§ WHAT THE EXERCISE ASKS
Quote every line as written. Omit pictures.
[PROVIDED INFORMATION start]
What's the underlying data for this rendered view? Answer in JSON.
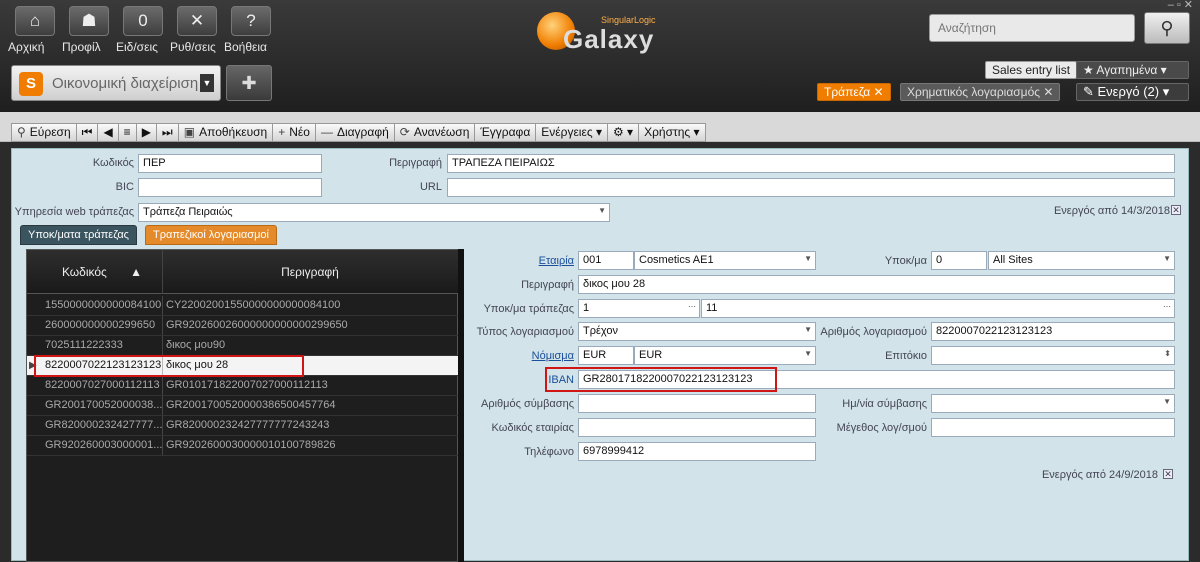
{
  "nav": [
    {
      "label": "Αρχική",
      "glyph": "⌂"
    },
    {
      "label": "Προφίλ",
      "glyph": "☗"
    },
    {
      "label": "Ειδ/σεις",
      "glyph": "0"
    },
    {
      "label": "Ρυθ/σεις",
      "glyph": "✕"
    },
    {
      "label": "Βοήθεια",
      "glyph": "?"
    }
  ],
  "module": {
    "label": "Οικονομική διαχείριση"
  },
  "logo": {
    "brand": "Galaxy",
    "sub": "SingularLogic"
  },
  "search": {
    "placeholder": "Αναζήτηση"
  },
  "topright": {
    "sales_entry": "Sales entry list",
    "favorites": "★ Αγαπημένα ▾",
    "tab_bank": "Τράπεζα ✕",
    "tab_account": "Χρηματικός λογαριασμός ✕",
    "active": "✎ Ενεργό (2) ▾"
  },
  "toolbar": {
    "find": "Εύρεση",
    "save": "Αποθήκευση",
    "new": "Νέο",
    "delete": "Διαγραφή",
    "refresh": "Ανανέωση",
    "docs": "Έγγραφα",
    "actions": "Ενέργειες ▾",
    "user": "Χρήστης ▾"
  },
  "header_form": {
    "code_label": "Κωδικός",
    "code_value": "ΠΕΡ",
    "desc_label": "Περιγραφή",
    "desc_value": "ΤΡΑΠΕΖΑ ΠΕΙΡΑΙΩΣ",
    "bic_label": "BIC",
    "bic_value": "",
    "url_label": "URL",
    "url_value": "",
    "webservice_label": "Υπηρεσία web τράπεζας",
    "webservice_value": "Τράπεζα Πειραιώς",
    "active_from": "Ενεργός από 14/3/2018"
  },
  "subtabs": {
    "branches": "Υποκ/ματα τράπεζας",
    "accounts": "Τραπεζικοί λογαριασμοί"
  },
  "grid": {
    "col_code": "Κωδικός",
    "col_desc": "Περιγραφή",
    "rows": [
      {
        "code": "1550000000000084100",
        "desc": "CY22002001550000000000084100"
      },
      {
        "code": "260000000000299650",
        "desc": "GR920260026000000000000299650"
      },
      {
        "code": "7025111222333",
        "desc": "δικος μου90"
      },
      {
        "code": "8220007022123123123",
        "desc": "δικος μου 28"
      },
      {
        "code": "8220007027000112113",
        "desc": "GR010171822007027000112113"
      },
      {
        "code": "GR200170052000038...",
        "desc": "GR200170052000038650045​7764"
      },
      {
        "code": "GR820000232427777...",
        "desc": "GR820000232427777777243243"
      },
      {
        "code": "GR920260003000001...",
        "desc": "GR920260003000001010078982​6"
      }
    ]
  },
  "detail": {
    "company_label": "Εταιρία",
    "company_code": "001",
    "company_name": "Cosmetics AE1",
    "branch_label": "Υποκ/μα",
    "branch_code": "0",
    "branch_name": "All Sites",
    "desc_label": "Περιγραφή",
    "desc_value": "δικος μου 28",
    "bank_branch_label": "Υποκ/μα τράπεζας",
    "bank_branch_code": "1",
    "bank_branch_name": "11",
    "account_type_label": "Τύπος λογαριασμού",
    "account_type_value": "Τρέχον",
    "account_no_label": "Αριθμός λογαριασμού",
    "account_no_value": "8220007022123123123",
    "currency_label": "Νόμισμα",
    "currency_code": "EUR",
    "currency_name": "EUR",
    "interest_label": "Επιτόκιο",
    "interest_value": "",
    "iban_label": "IBAN",
    "iban_value": "GR2801718220007022123123123",
    "contract_no_label": "Αριθμός σύμβασης",
    "contract_no_value": "",
    "contract_date_label": "Ημ/νία σύμβασης",
    "contract_date_value": "",
    "company_code_label": "Κωδικός εταιρίας",
    "company_code_value": "",
    "account_size_label": "Μέγεθος λογ/σμού",
    "account_size_value": "",
    "phone_label": "Τηλέφωνο",
    "phone_value": "6978999412",
    "active_from": "Ενεργός από 24/9/2018"
  }
}
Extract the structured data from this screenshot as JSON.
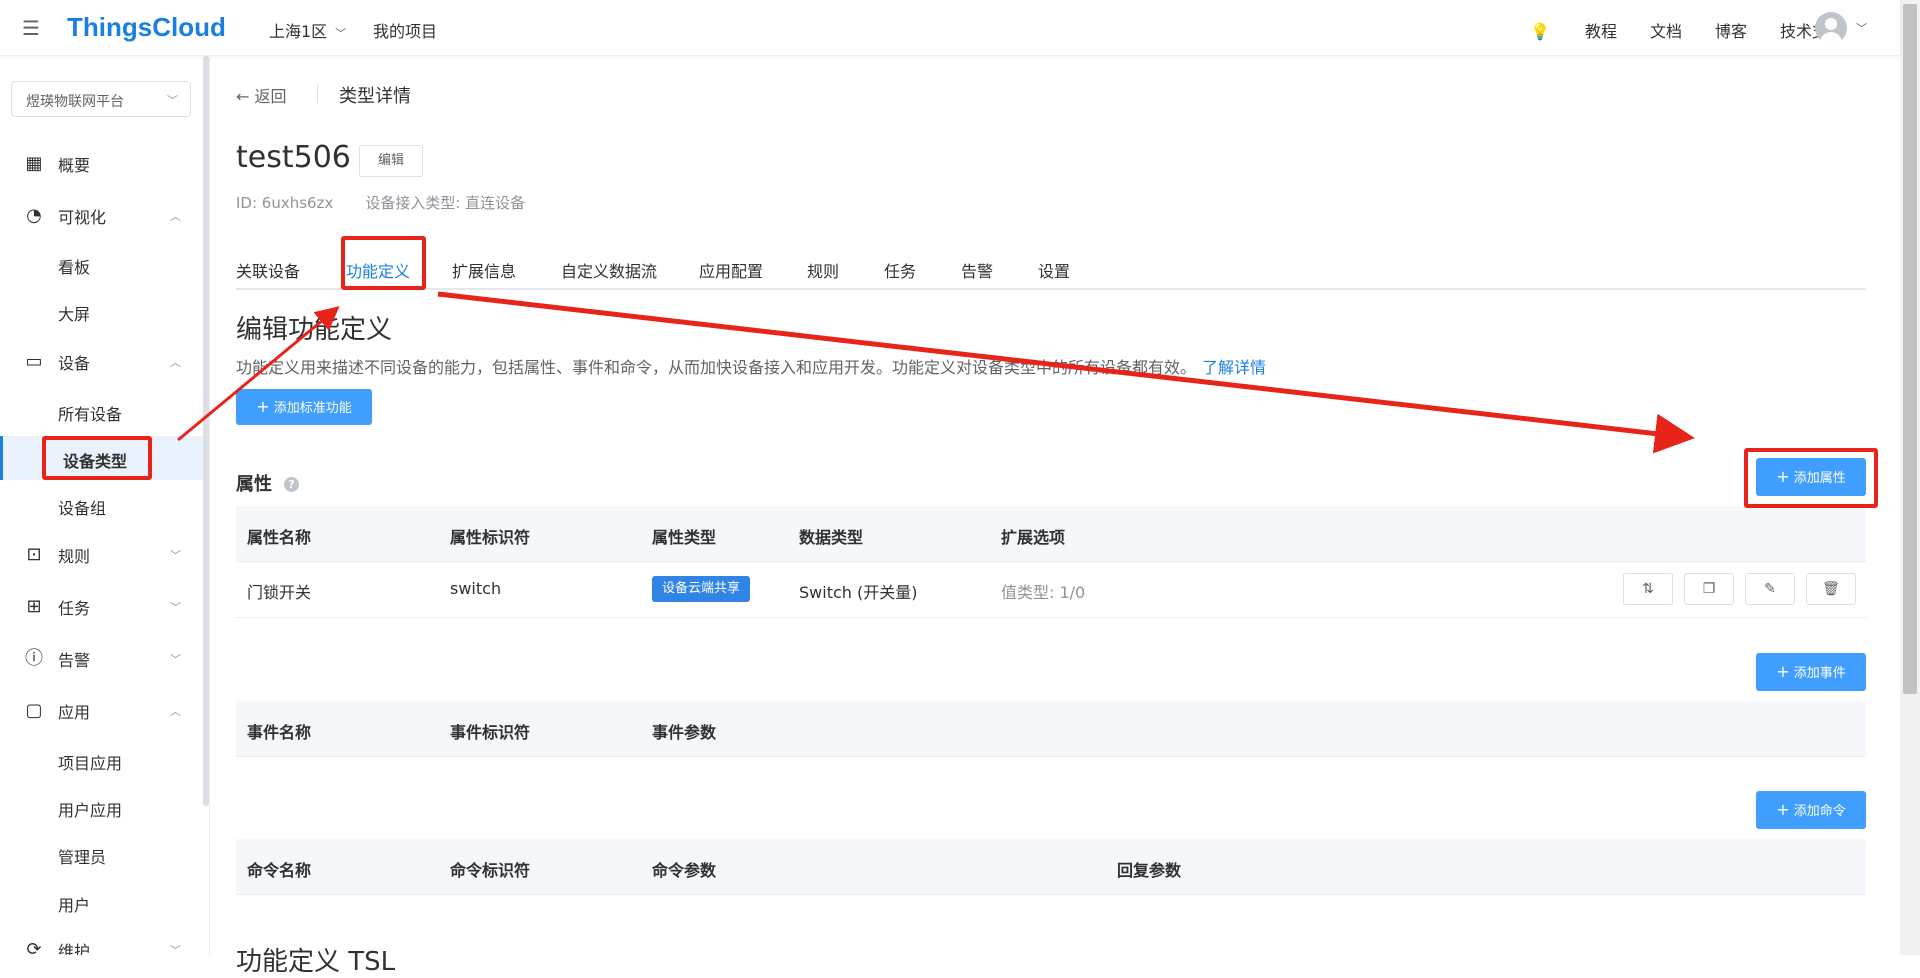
{
  "header": {
    "logo": "ThingsCloud",
    "region": "上海1区",
    "my_projects": "我的项目",
    "nav": [
      "教程",
      "文档",
      "博客",
      "技术支持"
    ]
  },
  "sidebar": {
    "platform": "煜瑛物联网平台",
    "items": [
      {
        "label": "概要",
        "icon": "dashboard-grid-icon"
      },
      {
        "label": "可视化",
        "icon": "gauge-icon",
        "expanded": true
      },
      {
        "label": "看板"
      },
      {
        "label": "大屏"
      },
      {
        "label": "设备",
        "icon": "device-icon",
        "expanded": true
      },
      {
        "label": "所有设备"
      },
      {
        "label": "设备类型",
        "active": true
      },
      {
        "label": "设备组"
      },
      {
        "label": "规则",
        "icon": "terminal-icon"
      },
      {
        "label": "任务",
        "icon": "task-clock-icon"
      },
      {
        "label": "告警",
        "icon": "alert-circle-icon"
      },
      {
        "label": "应用",
        "icon": "app-window-icon",
        "expanded": true
      },
      {
        "label": "项目应用"
      },
      {
        "label": "用户应用"
      },
      {
        "label": "管理员"
      },
      {
        "label": "用户"
      },
      {
        "label": "维护",
        "icon": "maintenance-icon"
      }
    ]
  },
  "page": {
    "back_label": "返回",
    "breadcrumb": "类型详情",
    "type_name": "test506",
    "edit_label": "编辑",
    "id_text": "ID: 6uxhs6zx",
    "access_type": "设备接入类型: 直连设备",
    "tabs": [
      "关联设备",
      "功能定义",
      "扩展信息",
      "自定义数据流",
      "应用配置",
      "规则",
      "任务",
      "告警",
      "设置"
    ],
    "active_tab": "功能定义",
    "section_title": "编辑功能定义",
    "section_desc": "功能定义用来描述不同设备的能力，包括属性、事件和命令，从而加快设备接入和应用开发。功能定义对设备类型中的所有设备都有效。",
    "learn_more": "了解详情",
    "add_standard": "添加标准功能",
    "properties": {
      "title": "属性",
      "add_label": "添加属性",
      "columns": [
        "属性名称",
        "属性标识符",
        "属性类型",
        "数据类型",
        "扩展选项"
      ],
      "rows": [
        {
          "name": "门锁开关",
          "identifier": "switch",
          "type": "设备云端共享",
          "data_type": "Switch (开关量)",
          "ext": "值类型: 1/0"
        }
      ]
    },
    "events": {
      "title": "事件",
      "add_label": "添加事件",
      "columns": [
        "事件名称",
        "事件标识符",
        "事件参数"
      ]
    },
    "commands": {
      "title": "命令",
      "add_label": "添加命令",
      "columns": [
        "命令名称",
        "命令标识符",
        "命令参数",
        "回复参数"
      ]
    },
    "bottom_title": "功能定义 TSL"
  },
  "colors": {
    "brand": "#1a7fe0",
    "primary_button": "#409eff",
    "annotation_red": "#e8231a"
  }
}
[PROVIDED INFORMATION end]
§ ANSWER TO THIS TASK
What's the underlying data for this rendered view? Answer in JSON.
{
  "nav": [
    {
      "label": "Αρχική",
      "glyph": "⌂"
    },
    {
      "label": "Προφίλ",
      "glyph": "☗"
    },
    {
      "label": "Ειδ/σεις",
      "glyph": "0"
    },
    {
      "label": "Ρυθ/σεις",
      "glyph": "✕"
    },
    {
      "label": "Βοήθεια",
      "glyph": "?"
    }
  ],
  "module": {
    "label": "Οικονομική διαχείριση"
  },
  "logo": {
    "brand": "Galaxy",
    "sub": "SingularLogic"
  },
  "search": {
    "placeholder": "Αναζήτηση"
  },
  "topright": {
    "sales_entry": "Sales entry list",
    "favorites": "★ Αγαπημένα ▾",
    "tab_bank": "Τράπεζα ✕",
    "tab_account": "Χρηματικός λογαριασμός ✕",
    "active": "✎ Ενεργό (2) ▾"
  },
  "toolbar": {
    "find": "Εύρεση",
    "save": "Αποθήκευση",
    "new": "Νέο",
    "delete": "Διαγραφή",
    "refresh": "Ανανέωση",
    "docs": "Έγγραφα",
    "actions": "Ενέργειες ▾",
    "user": "Χρήστης ▾"
  },
  "header_form": {
    "code_label": "Κωδικός",
    "code_value": "ΠΕΡ",
    "desc_label": "Περιγραφή",
    "desc_value": "ΤΡΑΠΕΖΑ ΠΕΙΡΑΙΩΣ",
    "bic_label": "BIC",
    "bic_value": "",
    "url_label": "URL",
    "url_value": "",
    "webservice_label": "Υπηρεσία web τράπεζας",
    "webservice_value": "Τράπεζα Πειραιώς",
    "active_from": "Ενεργός από 14/3/2018"
  },
  "subtabs": {
    "branches": "Υποκ/ματα τράπεζας",
    "accounts": "Τραπεζικοί λογαριασμοί"
  },
  "grid": {
    "col_code": "Κωδικός",
    "col_desc": "Περιγραφή",
    "rows": [
      {
        "code": "1550000000000084100",
        "desc": "CY22002001550000000000084100"
      },
      {
        "code": "260000000000299650",
        "desc": "GR920260026000000000000299650"
      },
      {
        "code": "7025111222333",
        "desc": "δικος μου90"
      },
      {
        "code": "8220007022123123123",
        "desc": "δικος μου 28"
      },
      {
        "code": "8220007027000112113",
        "desc": "GR010171822007027000112113"
      },
      {
        "code": "GR200170052000038...",
        "desc": "GR200170052000038650045​7764"
      },
      {
        "code": "GR820000232427777...",
        "desc": "GR820000232427777777243243"
      },
      {
        "code": "GR920260003000001...",
        "desc": "GR920260003000001010078982​6"
      }
    ]
  },
  "detail": {
    "company_label": "Εταιρία",
    "company_code": "001",
    "company_name": "Cosmetics AE1",
    "branch_label": "Υποκ/μα",
    "branch_code": "0",
    "branch_name": "All Sites",
    "desc_label": "Περιγραφή",
    "desc_value": "δικος μου 28",
    "bank_branch_label": "Υποκ/μα τράπεζας",
    "bank_branch_code": "1",
    "bank_branch_name": "11",
    "account_type_label": "Τύπος λογαριασμού",
    "account_type_value": "Τρέχον",
    "account_no_label": "Αριθμός λογαριασμού",
    "account_no_value": "8220007022123123123",
    "currency_label": "Νόμισμα",
    "currency_code": "EUR",
    "currency_name": "EUR",
    "interest_label": "Επιτόκιο",
    "interest_value": "",
    "iban_label": "IBAN",
    "iban_value": "GR2801718220007022123123123",
    "contract_no_label": "Αριθμός σύμβασης",
    "contract_no_value": "",
    "contract_date_label": "Ημ/νία σύμβασης",
    "contract_date_value": "",
    "company_code_label": "Κωδικός εταιρίας",
    "company_code_value": "",
    "account_size_label": "Μέγεθος λογ/σμού",
    "account_size_value": "",
    "phone_label": "Τηλέφωνο",
    "phone_value": "6978999412",
    "active_from": "Ενεργός από 24/9/2018"
  }
}
Extract the structured data from this screenshot as JSON.
{
  "header": {
    "logo": "ThingsCloud",
    "region": "上海1区",
    "my_projects": "我的项目",
    "nav": [
      "教程",
      "文档",
      "博客",
      "技术支持"
    ]
  },
  "sidebar": {
    "platform": "煜瑛物联网平台",
    "items": [
      {
        "label": "概要",
        "icon": "dashboard-grid-icon"
      },
      {
        "label": "可视化",
        "icon": "gauge-icon",
        "expanded": true
      },
      {
        "label": "看板"
      },
      {
        "label": "大屏"
      },
      {
        "label": "设备",
        "icon": "device-icon",
        "expanded": true
      },
      {
        "label": "所有设备"
      },
      {
        "label": "设备类型",
        "active": true
      },
      {
        "label": "设备组"
      },
      {
        "label": "规则",
        "icon": "terminal-icon"
      },
      {
        "label": "任务",
        "icon": "task-clock-icon"
      },
      {
        "label": "告警",
        "icon": "alert-circle-icon"
      },
      {
        "label": "应用",
        "icon": "app-window-icon",
        "expanded": true
      },
      {
        "label": "项目应用"
      },
      {
        "label": "用户应用"
      },
      {
        "label": "管理员"
      },
      {
        "label": "用户"
      },
      {
        "label": "维护",
        "icon": "maintenance-icon"
      }
    ]
  },
  "page": {
    "back_label": "返回",
    "breadcrumb": "类型详情",
    "type_name": "test506",
    "edit_label": "编辑",
    "id_text": "ID: 6uxhs6zx",
    "access_type": "设备接入类型: 直连设备",
    "tabs": [
      "关联设备",
      "功能定义",
      "扩展信息",
      "自定义数据流",
      "应用配置",
      "规则",
      "任务",
      "告警",
      "设置"
    ],
    "active_tab": "功能定义",
    "section_title": "编辑功能定义",
    "section_desc": "功能定义用来描述不同设备的能力，包括属性、事件和命令，从而加快设备接入和应用开发。功能定义对设备类型中的所有设备都有效。",
    "learn_more": "了解详情",
    "add_standard": "添加标准功能",
    "properties": {
      "title": "属性",
      "add_label": "添加属性",
      "columns": [
        "属性名称",
        "属性标识符",
        "属性类型",
        "数据类型",
        "扩展选项"
      ],
      "rows": [
        {
          "name": "门锁开关",
          "identifier": "switch",
          "type": "设备云端共享",
          "data_type": "Switch (开关量)",
          "ext": "值类型: 1/0"
        }
      ]
    },
    "events": {
      "title": "事件",
      "add_label": "添加事件",
      "columns": [
        "事件名称",
        "事件标识符",
        "事件参数"
      ]
    },
    "commands": {
      "title": "命令",
      "add_label": "添加命令",
      "columns": [
        "命令名称",
        "命令标识符",
        "命令参数",
        "回复参数"
      ]
    },
    "bottom_title": "功能定义 TSL"
  },
  "colors": {
    "brand": "#1a7fe0",
    "primary_button": "#409eff",
    "annotation_red": "#e8231a"
  }
}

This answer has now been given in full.